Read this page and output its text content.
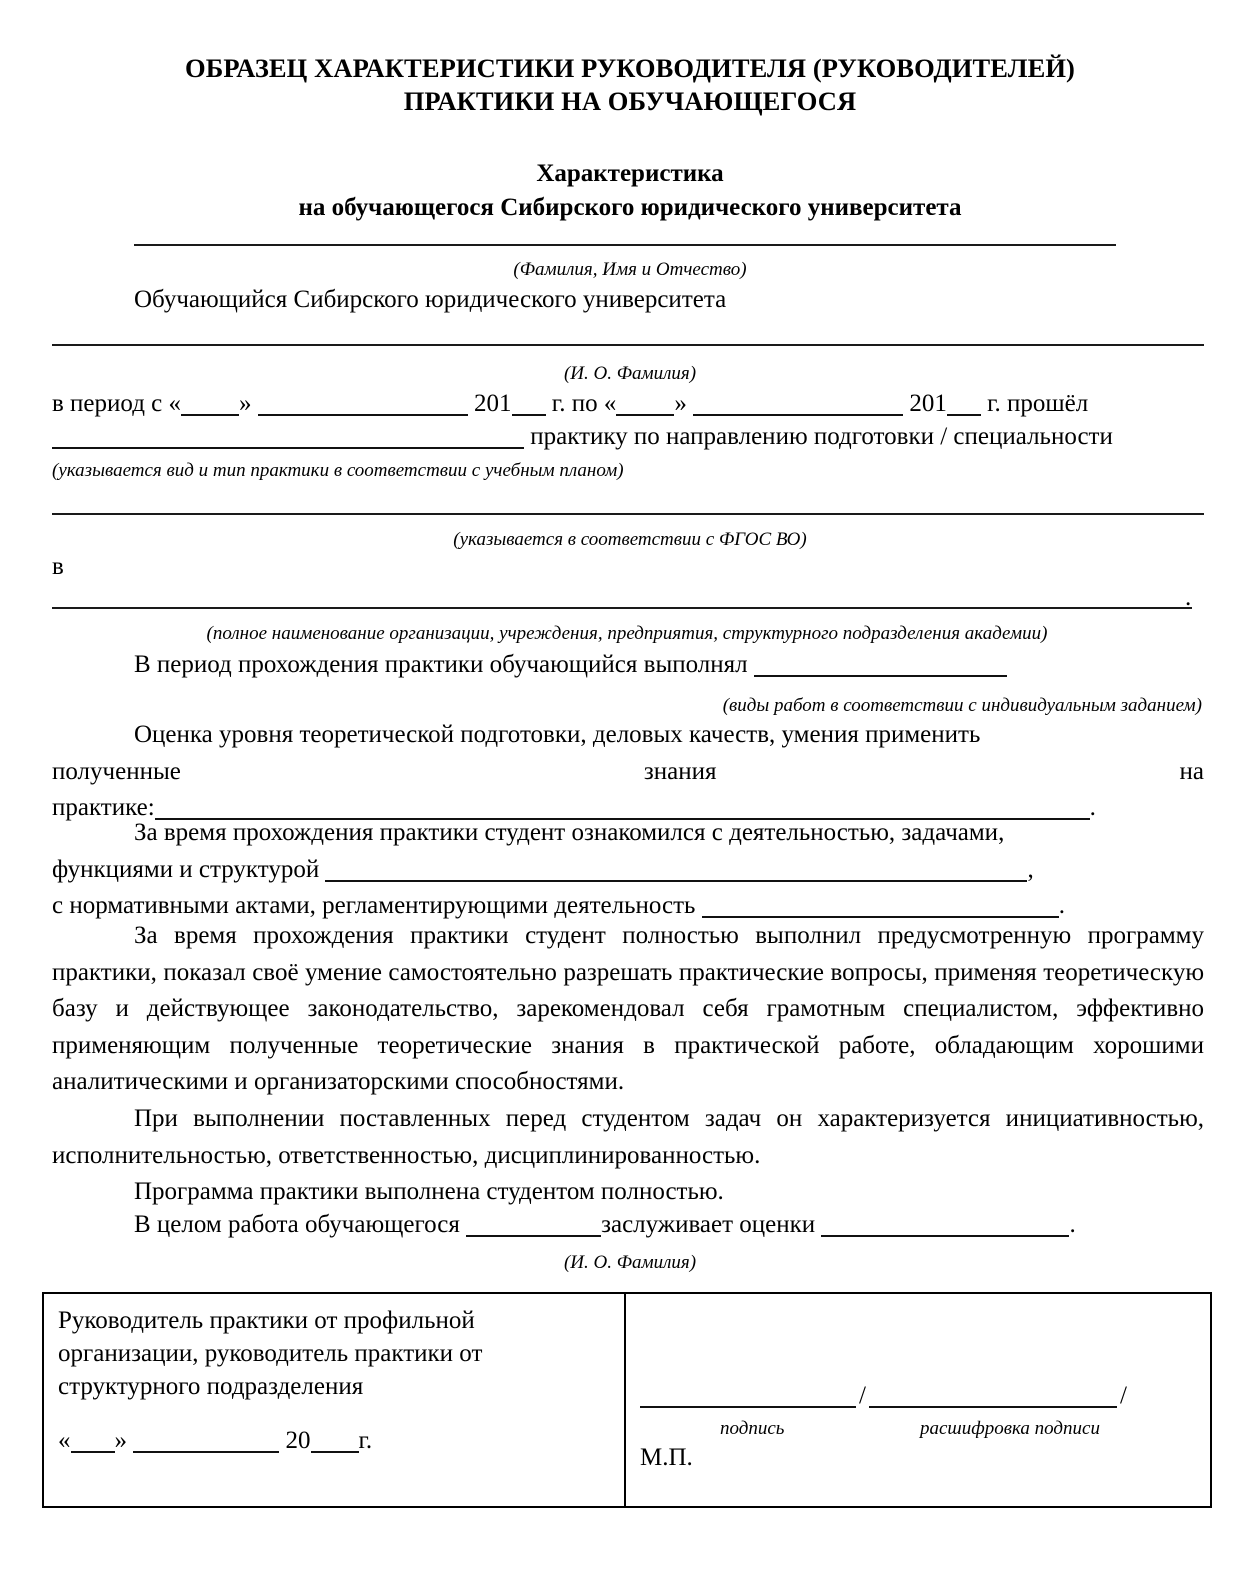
ОБРАЗЕЦ ХАРАКТЕРИСТИКИ РУКОВОДИТЕЛЯ (РУКОВОДИТЕЛЕЙ)
ПРАКТИКИ НА ОБУЧАЮЩЕГОСЯ
Характеристика
на обучающегося Сибирского юридического университета
(Фамилия, Имя и Отчество)
Обучающийся Сибирского юридического университета
(И. О. Фамилия)
в период с « »	201 г. по « »	201 г. прошёл
практику по направлению подготовки / специальности
(указывается вид и тип практики в соответствии с учебным планом)
(указывается в соответствии с ФГОС ВО)
в
.
(полное наименование организации, учреждения, предприятия, структурного подразделения академии)
В период прохождения практики обучающийся выполнял
(виды работ в соответствии с индивидуальным заданием)
Оценка уровня теоретической подготовки, деловых качеств, умения применить
полученные	знания	на
практике:	.
За время прохождения практики студент ознакомился с деятельностью, задачами,
функциями и структурой	,
с нормативными актами, регламентирующими деятельность	.
За время прохождения практики студент полностью выполнил предусмотренную программу практики, показал своё умение самостоятельно разрешать практические вопросы, применяя теоретическую базу и действующее законодательство, зарекомендовал себя грамотным специалистом, эффективно применяющим полученные теоретические знания в практической работе, обладающим хорошими аналитическими и организаторскими способностями.
При выполнении поставленных перед студентом задач он характеризуется инициативностью, исполнительностью, ответственностью, дисциплинированностью.
Программа практики выполнена студентом полностью.
В целом работа обучающегося	заслуживает оценки	.
(И. О. Фамилия)
Руководитель практики от профильной организации, руководитель практики от структурного подразделения
« »	20 г.
/	/
подпись	расшифровка подписи
М.П.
________________________________________
● **AIM OF THE TASK**: In the material above, show every line where the word "юридического" turns up.

● **SOLUTION TO THE PROBLEM**:
на обучающегося Сибирского юридического университета
Обучающийся Сибирского юридического университета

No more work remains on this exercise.